What the exercise asks: Search the data for the word "almashinuvi" and copy every line where it occurs.

Record list:

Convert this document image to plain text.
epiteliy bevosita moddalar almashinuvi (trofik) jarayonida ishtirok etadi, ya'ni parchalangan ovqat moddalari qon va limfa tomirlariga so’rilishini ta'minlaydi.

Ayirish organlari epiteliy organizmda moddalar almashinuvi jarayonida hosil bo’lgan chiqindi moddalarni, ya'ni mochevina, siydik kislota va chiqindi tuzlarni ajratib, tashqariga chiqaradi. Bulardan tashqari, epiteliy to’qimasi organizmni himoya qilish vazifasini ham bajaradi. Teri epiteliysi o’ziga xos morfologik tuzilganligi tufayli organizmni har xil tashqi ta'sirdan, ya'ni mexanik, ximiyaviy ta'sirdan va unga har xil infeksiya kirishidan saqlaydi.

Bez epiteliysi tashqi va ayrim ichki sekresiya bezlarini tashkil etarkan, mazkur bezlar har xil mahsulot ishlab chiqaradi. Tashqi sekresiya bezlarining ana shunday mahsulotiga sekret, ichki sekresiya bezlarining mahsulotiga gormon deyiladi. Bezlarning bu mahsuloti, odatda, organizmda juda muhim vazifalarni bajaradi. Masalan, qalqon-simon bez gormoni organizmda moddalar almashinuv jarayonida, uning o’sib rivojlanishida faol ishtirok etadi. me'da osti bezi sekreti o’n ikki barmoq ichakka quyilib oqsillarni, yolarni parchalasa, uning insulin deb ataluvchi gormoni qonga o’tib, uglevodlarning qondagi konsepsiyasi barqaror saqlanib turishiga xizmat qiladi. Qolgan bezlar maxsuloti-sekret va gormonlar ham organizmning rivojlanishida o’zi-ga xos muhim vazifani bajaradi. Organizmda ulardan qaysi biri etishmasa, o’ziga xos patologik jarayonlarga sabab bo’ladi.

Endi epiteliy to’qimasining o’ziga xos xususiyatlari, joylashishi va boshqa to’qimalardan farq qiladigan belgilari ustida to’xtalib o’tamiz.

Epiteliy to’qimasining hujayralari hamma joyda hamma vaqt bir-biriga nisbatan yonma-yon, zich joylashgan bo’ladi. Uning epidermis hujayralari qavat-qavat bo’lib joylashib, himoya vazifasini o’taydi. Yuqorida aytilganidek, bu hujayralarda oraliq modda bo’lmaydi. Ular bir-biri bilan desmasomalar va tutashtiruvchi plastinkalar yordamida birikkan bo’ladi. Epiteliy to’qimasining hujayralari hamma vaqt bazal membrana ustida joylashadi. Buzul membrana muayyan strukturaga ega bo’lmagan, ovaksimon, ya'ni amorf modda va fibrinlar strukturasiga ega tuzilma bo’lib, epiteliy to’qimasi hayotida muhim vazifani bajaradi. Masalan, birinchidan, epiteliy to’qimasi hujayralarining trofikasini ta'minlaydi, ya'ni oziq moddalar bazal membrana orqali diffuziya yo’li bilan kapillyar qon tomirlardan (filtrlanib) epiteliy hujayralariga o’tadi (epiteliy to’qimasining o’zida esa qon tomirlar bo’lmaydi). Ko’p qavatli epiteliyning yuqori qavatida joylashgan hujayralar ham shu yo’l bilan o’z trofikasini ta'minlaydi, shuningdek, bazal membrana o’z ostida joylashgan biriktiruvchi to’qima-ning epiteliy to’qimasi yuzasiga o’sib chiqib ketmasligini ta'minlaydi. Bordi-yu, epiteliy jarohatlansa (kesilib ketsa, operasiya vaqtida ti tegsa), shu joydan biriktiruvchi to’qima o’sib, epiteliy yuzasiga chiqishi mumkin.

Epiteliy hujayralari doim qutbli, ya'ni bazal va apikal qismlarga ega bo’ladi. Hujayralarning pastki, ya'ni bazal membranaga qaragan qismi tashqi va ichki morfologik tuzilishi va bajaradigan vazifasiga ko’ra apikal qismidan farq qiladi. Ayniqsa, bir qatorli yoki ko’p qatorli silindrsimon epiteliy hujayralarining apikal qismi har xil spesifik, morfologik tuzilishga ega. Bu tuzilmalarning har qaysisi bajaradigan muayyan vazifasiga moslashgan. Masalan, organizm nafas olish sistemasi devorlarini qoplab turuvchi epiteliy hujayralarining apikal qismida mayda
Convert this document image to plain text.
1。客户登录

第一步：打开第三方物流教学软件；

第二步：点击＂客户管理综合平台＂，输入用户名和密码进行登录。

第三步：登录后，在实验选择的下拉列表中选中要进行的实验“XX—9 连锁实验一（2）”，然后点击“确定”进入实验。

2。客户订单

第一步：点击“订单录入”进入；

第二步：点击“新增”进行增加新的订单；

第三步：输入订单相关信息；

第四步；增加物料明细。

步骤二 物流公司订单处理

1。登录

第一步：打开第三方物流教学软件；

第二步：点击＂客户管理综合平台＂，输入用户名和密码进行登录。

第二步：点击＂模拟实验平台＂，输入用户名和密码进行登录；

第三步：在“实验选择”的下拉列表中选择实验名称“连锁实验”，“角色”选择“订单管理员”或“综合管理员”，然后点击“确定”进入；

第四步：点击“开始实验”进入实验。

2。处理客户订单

Exercise result:
epiteliy bevosita moddalar almashinuvi (trofik) jarayonida ishtirok etadi, ya'ni parchalangan ovqat moddalari qon va limfa tomirlariga so’rilishini ta'minlaydi.
Ayirish organlari epiteliy organizmda moddalar almashinuvi jarayonida hosil bo’lgan chiqindi moddalarni, ya'ni mochevina, siydik kislota va chiqindi tuzlarni ajratib, tashqariga chiqaradi. Bulardan tashqari, epiteliy to’qimasi organizmni himoya qilish vazifasini ham bajaradi. Teri epiteliysi o’ziga xos morfologik tuzilganligi tufayli organizmni har xil tashqi ta'sirdan, ya'ni mexanik, ximiyaviy ta'sirdan va unga har xil infeksiya kirishidan saqlaydi.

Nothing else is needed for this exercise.